## MATERIAL PROVIDED
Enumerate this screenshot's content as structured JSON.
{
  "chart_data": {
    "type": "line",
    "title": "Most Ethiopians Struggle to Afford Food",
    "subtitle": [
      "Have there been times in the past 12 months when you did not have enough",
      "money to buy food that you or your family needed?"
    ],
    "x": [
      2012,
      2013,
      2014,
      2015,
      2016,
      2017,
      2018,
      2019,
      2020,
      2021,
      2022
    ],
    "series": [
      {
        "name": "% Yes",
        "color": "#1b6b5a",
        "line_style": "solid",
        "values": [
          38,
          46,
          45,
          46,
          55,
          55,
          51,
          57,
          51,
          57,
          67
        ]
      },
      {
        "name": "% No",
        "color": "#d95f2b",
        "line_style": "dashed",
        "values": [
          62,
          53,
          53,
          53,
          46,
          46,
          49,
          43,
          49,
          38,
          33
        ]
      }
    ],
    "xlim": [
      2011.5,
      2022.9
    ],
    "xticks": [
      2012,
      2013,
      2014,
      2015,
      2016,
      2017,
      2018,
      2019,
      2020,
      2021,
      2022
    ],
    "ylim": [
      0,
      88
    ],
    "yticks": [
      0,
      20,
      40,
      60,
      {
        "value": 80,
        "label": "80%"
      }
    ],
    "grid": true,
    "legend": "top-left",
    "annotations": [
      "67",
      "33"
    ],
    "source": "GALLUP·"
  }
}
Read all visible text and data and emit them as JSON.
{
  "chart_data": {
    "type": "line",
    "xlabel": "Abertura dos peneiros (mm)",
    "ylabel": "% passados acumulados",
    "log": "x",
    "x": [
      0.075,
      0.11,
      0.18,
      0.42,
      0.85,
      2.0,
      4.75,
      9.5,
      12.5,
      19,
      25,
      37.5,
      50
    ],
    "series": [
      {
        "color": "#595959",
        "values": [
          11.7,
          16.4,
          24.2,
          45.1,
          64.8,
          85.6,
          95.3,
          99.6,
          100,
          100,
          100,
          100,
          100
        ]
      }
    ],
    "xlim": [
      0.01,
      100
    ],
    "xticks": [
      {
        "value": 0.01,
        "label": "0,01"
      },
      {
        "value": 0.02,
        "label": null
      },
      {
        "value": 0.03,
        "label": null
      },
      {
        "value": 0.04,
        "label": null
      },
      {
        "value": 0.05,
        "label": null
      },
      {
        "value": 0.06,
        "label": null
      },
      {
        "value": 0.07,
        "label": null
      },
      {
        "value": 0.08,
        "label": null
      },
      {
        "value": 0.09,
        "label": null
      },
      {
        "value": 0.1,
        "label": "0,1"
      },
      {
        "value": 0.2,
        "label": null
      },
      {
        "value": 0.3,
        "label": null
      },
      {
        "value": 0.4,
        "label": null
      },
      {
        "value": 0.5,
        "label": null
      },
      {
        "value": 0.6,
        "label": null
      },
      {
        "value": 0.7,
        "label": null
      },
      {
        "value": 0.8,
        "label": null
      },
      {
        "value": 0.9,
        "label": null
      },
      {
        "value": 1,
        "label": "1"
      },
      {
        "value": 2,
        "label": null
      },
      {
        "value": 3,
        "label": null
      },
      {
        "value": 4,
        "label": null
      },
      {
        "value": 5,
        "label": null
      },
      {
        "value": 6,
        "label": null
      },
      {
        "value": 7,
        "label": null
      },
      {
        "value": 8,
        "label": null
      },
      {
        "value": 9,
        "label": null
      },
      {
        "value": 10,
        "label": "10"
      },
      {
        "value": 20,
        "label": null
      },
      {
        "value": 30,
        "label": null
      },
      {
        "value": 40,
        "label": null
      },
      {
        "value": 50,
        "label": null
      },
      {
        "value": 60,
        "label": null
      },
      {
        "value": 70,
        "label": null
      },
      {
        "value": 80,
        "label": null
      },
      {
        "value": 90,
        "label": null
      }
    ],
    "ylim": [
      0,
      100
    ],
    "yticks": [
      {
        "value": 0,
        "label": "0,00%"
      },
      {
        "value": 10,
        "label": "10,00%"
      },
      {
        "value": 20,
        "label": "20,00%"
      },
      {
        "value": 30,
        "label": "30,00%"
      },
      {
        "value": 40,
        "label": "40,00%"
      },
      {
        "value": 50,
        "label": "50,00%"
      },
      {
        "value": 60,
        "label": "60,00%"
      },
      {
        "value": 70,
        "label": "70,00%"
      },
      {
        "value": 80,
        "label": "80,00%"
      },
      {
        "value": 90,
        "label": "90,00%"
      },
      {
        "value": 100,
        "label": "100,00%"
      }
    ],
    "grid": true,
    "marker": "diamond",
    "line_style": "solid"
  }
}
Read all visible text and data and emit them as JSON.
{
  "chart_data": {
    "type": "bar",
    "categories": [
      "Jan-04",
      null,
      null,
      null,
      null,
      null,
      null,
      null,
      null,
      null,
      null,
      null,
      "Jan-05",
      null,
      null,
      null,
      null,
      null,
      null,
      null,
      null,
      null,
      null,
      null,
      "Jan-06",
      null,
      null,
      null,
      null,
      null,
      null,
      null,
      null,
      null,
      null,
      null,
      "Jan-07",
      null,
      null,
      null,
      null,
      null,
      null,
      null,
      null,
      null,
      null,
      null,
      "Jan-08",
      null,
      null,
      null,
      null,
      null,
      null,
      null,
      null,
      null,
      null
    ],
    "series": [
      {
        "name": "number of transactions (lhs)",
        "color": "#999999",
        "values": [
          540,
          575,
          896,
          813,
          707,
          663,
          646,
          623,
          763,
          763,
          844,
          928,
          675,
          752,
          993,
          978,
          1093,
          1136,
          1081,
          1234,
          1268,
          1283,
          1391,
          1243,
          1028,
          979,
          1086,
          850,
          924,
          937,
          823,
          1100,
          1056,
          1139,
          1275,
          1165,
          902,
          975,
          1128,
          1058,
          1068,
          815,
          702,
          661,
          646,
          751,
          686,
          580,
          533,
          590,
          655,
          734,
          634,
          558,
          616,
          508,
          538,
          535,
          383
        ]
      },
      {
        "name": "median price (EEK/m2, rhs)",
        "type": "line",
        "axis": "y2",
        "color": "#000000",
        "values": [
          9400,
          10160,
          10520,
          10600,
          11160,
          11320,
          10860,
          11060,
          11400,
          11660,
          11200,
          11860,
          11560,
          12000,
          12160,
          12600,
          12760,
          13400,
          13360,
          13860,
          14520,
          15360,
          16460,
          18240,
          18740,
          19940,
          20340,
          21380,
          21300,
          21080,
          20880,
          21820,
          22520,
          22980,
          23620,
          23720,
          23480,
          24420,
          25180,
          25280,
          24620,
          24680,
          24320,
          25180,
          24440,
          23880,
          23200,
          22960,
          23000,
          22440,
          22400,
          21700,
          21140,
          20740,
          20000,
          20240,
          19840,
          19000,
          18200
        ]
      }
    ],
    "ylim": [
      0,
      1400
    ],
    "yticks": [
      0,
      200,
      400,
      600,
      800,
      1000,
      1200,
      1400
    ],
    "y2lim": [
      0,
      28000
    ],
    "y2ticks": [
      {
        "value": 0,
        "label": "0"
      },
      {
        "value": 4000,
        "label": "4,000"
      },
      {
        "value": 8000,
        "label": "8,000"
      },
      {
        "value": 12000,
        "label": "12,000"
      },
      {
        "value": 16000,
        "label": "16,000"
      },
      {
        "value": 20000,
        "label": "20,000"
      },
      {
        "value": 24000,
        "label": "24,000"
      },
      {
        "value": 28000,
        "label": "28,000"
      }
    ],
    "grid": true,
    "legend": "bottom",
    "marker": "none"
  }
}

## EXERCISE DETAILS
Print every line of the records exactly. Omit nothing.

## TASK RESULT
Enumerate this screenshot's content as structured JSON.
{
  "chart_data": {
    "type": "line",
    "title": "Most Ethiopians Struggle to Afford Food",
    "subtitle": [
      "Have there been times in the past 12 months when you did not have enough",
      "money to buy food that you or your family needed?"
    ],
    "x": [
      2012,
      2013,
      2014,
      2015,
      2016,
      2017,
      2018,
      2019,
      2020,
      2021,
      2022
    ],
    "series": [
      {
        "name": "% Yes",
        "color": "#1b6b5a",
        "line_style": "solid",
        "values": [
          38,
          46,
          45,
          46,
          55,
          55,
          51,
          57,
          51,
          57,
          67
        ]
      },
      {
        "name": "% No",
        "color": "#d95f2b",
        "line_style": "dashed",
        "values": [
          62,
          53,
          53,
          53,
          46,
          46,
          49,
          43,
          49,
          38,
          33
        ]
      }
    ],
    "xlim": [
      2011.5,
      2022.9
    ],
    "xticks": [
      2012,
      2013,
      2014,
      2015,
      2016,
      2017,
      2018,
      2019,
      2020,
      2021,
      2022
    ],
    "ylim": [
      0,
      88
    ],
    "yticks": [
      0,
      20,
      40,
      60,
      {
        "value": 80,
        "label": "80%"
      }
    ],
    "grid": true,
    "legend": "top-left",
    "annotations": [
      "67",
      "33"
    ],
    "source": "GALLUP·"
  }
}
Read all visible text and data and emit them as JSON.
{
  "chart_data": {
    "type": "line",
    "xlabel": "Abertura dos peneiros (mm)",
    "ylabel": "% passados acumulados",
    "log": "x",
    "x": [
      0.075,
      0.11,
      0.18,
      0.42,
      0.85,
      2.0,
      4.75,
      9.5,
      12.5,
      19,
      25,
      37.5,
      50
    ],
    "series": [
      {
        "color": "#595959",
        "values": [
          11.7,
          16.4,
          24.2,
          45.1,
          64.8,
          85.6,
          95.3,
          99.6,
          100,
          100,
          100,
          100,
          100
        ]
      }
    ],
    "xlim": [
      0.01,
      100
    ],
    "xticks": [
      {
        "value": 0.01,
        "label": "0,01"
      },
      {
        "value": 0.02,
        "label": null
      },
      {
        "value": 0.03,
        "label": null
      },
      {
        "value": 0.04,
        "label": null
      },
      {
        "value": 0.05,
        "label": null
      },
      {
        "value": 0.06,
        "label": null
      },
      {
        "value": 0.07,
        "label": null
      },
      {
        "value": 0.08,
        "label": null
      },
      {
        "value": 0.09,
        "label": null
      },
      {
        "value": 0.1,
        "label": "0,1"
      },
      {
        "value": 0.2,
        "label": null
      },
      {
        "value": 0.3,
        "label": null
      },
      {
        "value": 0.4,
        "label": null
      },
      {
        "value": 0.5,
        "label": null
      },
      {
        "value": 0.6,
        "label": null
      },
      {
        "value": 0.7,
        "label": null
      },
      {
        "value": 0.8,
        "label": null
      },
      {
        "value": 0.9,
        "label": null
      },
      {
        "value": 1,
        "label": "1"
      },
      {
        "value": 2,
        "label": null
      },
      {
        "value": 3,
        "label": null
      },
      {
        "value": 4,
        "label": null
      },
      {
        "value": 5,
        "label": null
      },
      {
        "value": 6,
        "label": null
      },
      {
        "value": 7,
        "label": null
      },
      {
        "value": 8,
        "label": null
      },
      {
        "value": 9,
        "label": null
      },
      {
        "value": 10,
        "label": "10"
      },
      {
        "value": 20,
        "label": null
      },
      {
        "value": 30,
        "label": null
      },
      {
        "value": 40,
        "label": null
      },
      {
        "value": 50,
        "label": null
      },
      {
        "value": 60,
        "label": null
      },
      {
        "value": 70,
        "label": null
      },
      {
        "value": 80,
        "label": null
      },
      {
        "value": 90,
        "label": null
      }
    ],
    "ylim": [
      0,
      100
    ],
    "yticks": [
      {
        "value": 0,
        "label": "0,00%"
      },
      {
        "value": 10,
        "label": "10,00%"
      },
      {
        "value": 20,
        "label": "20,00%"
      },
      {
        "value": 30,
        "label": "30,00%"
      },
      {
        "value": 40,
        "label": "40,00%"
      },
      {
        "value": 50,
        "label": "50,00%"
      },
      {
        "value": 60,
        "label": "60,00%"
      },
      {
        "value": 70,
        "label": "70,00%"
      },
      {
        "value": 80,
        "label": "80,00%"
      },
      {
        "value": 90,
        "label": "90,00%"
      },
      {
        "value": 100,
        "label": "100,00%"
      }
    ],
    "grid": true,
    "marker": "diamond",
    "line_style": "solid"
  }
}
Read all visible text and data and emit them as JSON.
{
  "chart_data": {
    "type": "bar",
    "categories": [
      "Jan-04",
      null,
      null,
      null,
      null,
      null,
      null,
      null,
      null,
      null,
      null,
      null,
      "Jan-05",
      null,
      null,
      null,
      null,
      null,
      null,
      null,
      null,
      null,
      null,
      null,
      "Jan-06",
      null,
      null,
      null,
      null,
      null,
      null,
      null,
      null,
      null,
      null,
      null,
      "Jan-07",
      null,
      null,
      null,
      null,
      null,
      null,
      null,
      null,
      null,
      null,
      null,
      "Jan-08",
      null,
      null,
      null,
      null,
      null,
      null,
      null,
      null,
      null,
      null
    ],
    "series": [
      {
        "name": "number of transactions (lhs)",
        "color": "#999999",
        "values": [
          540,
          575,
          896,
          813,
          707,
          663,
          646,
          623,
          763,
          763,
          844,
          928,
          675,
          752,
          993,
          978,
          1093,
          1136,
          1081,
          1234,
          1268,
          1283,
          1391,
          1243,
          1028,
          979,
          1086,
          850,
          924,
          937,
          823,
          1100,
          1056,
          1139,
          1275,
          1165,
          902,
          975,
          1128,
          1058,
          1068,
          815,
          702,
          661,
          646,
          751,
          686,
          580,
          533,
          590,
          655,
          734,
          634,
          558,
          616,
          508,
          538,
          535,
          383
        ]
      },
      {
        "name": "median price (EEK/m2, rhs)",
        "type": "line",
        "axis": "y2",
        "color": "#000000",
        "values": [
          9400,
          10160,
          10520,
          10600,
          11160,
          11320,
          10860,
          11060,
          11400,
          11660,
          11200,
          11860,
          11560,
          12000,
          12160,
          12600,
          12760,
          13400,
          13360,
          13860,
          14520,
          15360,
          16460,
          18240,
          18740,
          19940,
          20340,
          21380,
          21300,
          21080,
          20880,
          21820,
          22520,
          22980,
          23620,
          23720,
          23480,
          24420,
          25180,
          25280,
          24620,
          24680,
          24320,
          25180,
          24440,
          23880,
          23200,
          22960,
          23000,
          22440,
          22400,
          21700,
          21140,
          20740,
          20000,
          20240,
          19840,
          19000,
          18200
        ]
      }
    ],
    "ylim": [
      0,
      1400
    ],
    "yticks": [
      0,
      200,
      400,
      600,
      800,
      1000,
      1200,
      1400
    ],
    "y2lim": [
      0,
      28000
    ],
    "y2ticks": [
      {
        "value": 0,
        "label": "0"
      },
      {
        "value": 4000,
        "label": "4,000"
      },
      {
        "value": 8000,
        "label": "8,000"
      },
      {
        "value": 12000,
        "label": "12,000"
      },
      {
        "value": 16000,
        "label": "16,000"
      },
      {
        "value": 20000,
        "label": "20,000"
      },
      {
        "value": 24000,
        "label": "24,000"
      },
      {
        "value": 28000,
        "label": "28,000"
      }
    ],
    "grid": true,
    "legend": "bottom",
    "marker": "none"
  }
}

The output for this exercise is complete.